>> BEGIN
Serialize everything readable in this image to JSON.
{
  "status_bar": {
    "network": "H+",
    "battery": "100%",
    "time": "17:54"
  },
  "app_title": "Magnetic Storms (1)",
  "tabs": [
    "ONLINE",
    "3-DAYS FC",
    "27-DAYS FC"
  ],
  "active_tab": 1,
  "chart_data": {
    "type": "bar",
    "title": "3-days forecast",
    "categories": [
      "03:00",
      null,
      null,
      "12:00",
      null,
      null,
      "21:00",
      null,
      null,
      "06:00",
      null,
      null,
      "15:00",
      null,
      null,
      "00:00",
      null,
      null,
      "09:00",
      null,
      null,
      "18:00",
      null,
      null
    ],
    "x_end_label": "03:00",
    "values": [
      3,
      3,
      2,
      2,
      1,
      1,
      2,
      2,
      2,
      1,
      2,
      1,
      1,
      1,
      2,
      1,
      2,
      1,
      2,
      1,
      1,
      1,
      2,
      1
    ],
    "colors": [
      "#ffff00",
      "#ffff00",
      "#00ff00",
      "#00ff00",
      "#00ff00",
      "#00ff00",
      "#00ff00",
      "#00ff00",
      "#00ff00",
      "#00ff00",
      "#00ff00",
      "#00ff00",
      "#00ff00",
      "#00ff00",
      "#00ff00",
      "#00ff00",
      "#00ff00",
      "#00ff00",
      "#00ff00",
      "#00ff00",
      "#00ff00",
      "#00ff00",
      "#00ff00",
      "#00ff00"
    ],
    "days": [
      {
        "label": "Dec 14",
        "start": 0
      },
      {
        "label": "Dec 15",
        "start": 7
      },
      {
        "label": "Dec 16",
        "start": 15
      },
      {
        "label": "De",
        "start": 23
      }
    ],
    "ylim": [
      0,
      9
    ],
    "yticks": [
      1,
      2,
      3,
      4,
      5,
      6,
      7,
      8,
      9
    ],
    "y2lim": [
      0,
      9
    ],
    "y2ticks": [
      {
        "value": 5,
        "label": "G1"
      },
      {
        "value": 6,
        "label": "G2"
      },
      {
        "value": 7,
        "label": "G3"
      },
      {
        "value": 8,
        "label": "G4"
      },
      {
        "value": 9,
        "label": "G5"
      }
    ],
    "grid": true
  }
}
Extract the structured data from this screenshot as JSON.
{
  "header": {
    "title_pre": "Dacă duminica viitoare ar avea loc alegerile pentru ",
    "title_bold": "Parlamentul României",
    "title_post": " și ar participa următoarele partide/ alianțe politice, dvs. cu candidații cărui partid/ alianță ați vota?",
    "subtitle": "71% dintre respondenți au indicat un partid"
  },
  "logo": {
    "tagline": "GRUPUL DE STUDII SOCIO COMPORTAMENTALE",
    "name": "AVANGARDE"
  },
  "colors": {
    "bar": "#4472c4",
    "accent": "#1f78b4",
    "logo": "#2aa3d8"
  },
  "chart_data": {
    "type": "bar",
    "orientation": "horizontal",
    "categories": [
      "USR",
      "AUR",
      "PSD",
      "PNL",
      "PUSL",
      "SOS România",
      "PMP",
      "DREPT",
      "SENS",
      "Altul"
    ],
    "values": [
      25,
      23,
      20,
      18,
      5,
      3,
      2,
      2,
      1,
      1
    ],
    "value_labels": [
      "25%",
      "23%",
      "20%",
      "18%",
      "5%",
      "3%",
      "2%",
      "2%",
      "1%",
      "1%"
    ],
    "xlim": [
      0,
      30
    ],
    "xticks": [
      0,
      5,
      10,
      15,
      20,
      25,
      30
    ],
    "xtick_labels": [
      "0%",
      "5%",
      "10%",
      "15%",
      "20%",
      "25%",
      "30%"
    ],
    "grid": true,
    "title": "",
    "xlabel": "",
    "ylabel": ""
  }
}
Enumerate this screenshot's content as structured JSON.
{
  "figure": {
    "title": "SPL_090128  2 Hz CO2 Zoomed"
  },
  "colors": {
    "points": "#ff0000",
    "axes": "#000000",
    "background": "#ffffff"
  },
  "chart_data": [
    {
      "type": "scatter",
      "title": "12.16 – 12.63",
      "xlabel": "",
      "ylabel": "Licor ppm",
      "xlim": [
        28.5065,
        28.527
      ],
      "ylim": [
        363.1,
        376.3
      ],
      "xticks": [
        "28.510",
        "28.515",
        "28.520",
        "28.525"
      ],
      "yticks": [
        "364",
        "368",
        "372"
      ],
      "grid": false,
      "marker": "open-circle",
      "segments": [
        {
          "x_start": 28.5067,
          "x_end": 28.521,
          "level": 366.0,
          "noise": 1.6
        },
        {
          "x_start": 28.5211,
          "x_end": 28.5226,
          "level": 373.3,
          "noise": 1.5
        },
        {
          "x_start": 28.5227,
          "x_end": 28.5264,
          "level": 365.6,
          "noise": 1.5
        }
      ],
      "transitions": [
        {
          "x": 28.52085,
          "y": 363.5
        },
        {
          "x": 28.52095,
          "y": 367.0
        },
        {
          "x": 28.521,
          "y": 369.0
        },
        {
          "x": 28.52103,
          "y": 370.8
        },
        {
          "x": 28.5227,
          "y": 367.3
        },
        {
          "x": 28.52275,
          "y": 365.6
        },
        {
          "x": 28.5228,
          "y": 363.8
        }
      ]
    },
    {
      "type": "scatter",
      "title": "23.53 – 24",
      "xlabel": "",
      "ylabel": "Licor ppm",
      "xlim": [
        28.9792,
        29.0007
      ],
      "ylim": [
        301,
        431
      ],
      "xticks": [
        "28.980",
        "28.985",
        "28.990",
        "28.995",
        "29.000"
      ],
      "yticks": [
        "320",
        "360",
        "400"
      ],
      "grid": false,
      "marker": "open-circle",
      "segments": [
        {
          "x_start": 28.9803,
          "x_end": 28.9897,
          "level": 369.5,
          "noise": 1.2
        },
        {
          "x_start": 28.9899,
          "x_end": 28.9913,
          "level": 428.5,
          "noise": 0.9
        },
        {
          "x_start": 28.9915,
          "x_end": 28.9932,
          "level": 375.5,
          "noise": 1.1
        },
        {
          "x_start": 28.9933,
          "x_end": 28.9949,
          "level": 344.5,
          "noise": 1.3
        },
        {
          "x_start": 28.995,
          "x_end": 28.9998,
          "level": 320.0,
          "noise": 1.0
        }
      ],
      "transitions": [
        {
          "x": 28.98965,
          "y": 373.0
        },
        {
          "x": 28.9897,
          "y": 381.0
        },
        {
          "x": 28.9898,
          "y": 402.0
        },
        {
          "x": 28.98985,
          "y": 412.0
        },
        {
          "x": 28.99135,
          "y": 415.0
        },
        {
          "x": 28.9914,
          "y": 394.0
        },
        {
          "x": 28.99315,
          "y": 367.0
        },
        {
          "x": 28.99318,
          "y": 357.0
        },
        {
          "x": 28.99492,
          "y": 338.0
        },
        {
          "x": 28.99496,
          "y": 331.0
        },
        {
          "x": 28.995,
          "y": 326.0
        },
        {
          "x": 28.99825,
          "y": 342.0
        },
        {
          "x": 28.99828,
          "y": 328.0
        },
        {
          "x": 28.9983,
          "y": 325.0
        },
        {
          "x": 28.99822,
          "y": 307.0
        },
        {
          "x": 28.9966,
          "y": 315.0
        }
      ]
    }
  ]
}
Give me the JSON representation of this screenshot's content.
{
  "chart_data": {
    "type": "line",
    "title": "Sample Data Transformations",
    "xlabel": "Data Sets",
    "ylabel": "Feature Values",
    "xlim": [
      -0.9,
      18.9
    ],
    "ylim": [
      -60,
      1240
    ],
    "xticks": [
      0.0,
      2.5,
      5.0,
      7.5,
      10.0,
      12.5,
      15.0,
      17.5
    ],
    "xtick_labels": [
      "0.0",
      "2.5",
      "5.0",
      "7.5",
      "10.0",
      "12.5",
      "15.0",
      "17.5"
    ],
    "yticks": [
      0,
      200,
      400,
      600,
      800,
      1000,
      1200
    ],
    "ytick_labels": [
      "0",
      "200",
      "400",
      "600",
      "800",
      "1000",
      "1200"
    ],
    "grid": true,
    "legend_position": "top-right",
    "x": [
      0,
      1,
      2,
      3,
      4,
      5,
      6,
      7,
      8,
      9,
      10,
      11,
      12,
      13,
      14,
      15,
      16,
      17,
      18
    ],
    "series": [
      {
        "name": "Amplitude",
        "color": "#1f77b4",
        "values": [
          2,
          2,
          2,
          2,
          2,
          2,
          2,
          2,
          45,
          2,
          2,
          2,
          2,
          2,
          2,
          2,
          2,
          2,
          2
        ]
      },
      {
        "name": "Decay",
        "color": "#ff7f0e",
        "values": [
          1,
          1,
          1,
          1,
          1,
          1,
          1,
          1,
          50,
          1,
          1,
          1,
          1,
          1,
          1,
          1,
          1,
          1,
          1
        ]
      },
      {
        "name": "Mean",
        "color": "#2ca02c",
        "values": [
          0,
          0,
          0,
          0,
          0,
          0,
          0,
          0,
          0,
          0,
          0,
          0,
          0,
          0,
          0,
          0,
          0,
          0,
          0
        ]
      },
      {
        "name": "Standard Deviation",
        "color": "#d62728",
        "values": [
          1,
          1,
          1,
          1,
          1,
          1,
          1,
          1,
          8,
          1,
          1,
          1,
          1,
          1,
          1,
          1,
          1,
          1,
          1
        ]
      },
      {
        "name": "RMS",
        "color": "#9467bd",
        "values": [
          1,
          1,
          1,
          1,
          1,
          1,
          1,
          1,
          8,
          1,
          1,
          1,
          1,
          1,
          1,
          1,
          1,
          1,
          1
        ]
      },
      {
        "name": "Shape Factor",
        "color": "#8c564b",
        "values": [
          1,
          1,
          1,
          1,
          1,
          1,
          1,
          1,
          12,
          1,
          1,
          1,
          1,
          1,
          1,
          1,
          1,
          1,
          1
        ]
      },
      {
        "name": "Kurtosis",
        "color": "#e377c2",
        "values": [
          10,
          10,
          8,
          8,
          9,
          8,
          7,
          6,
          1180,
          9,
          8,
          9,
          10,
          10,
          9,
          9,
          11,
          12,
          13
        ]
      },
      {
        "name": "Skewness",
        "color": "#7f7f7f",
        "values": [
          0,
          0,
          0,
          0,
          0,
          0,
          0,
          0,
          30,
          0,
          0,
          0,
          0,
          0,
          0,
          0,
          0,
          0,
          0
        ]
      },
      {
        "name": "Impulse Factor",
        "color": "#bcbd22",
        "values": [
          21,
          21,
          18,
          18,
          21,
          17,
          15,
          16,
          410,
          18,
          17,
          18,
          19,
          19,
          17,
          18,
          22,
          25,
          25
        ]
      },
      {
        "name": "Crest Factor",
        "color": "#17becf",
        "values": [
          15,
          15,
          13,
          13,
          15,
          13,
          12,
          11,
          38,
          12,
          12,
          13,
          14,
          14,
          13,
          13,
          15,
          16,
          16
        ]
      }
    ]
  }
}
>> END
**Task instructions**:
Copy every line above that holds the word "content".

**The solution**:
Enumerate this screenshot's content as structured JSON.
Give me the JSON representation of this screenshot's content.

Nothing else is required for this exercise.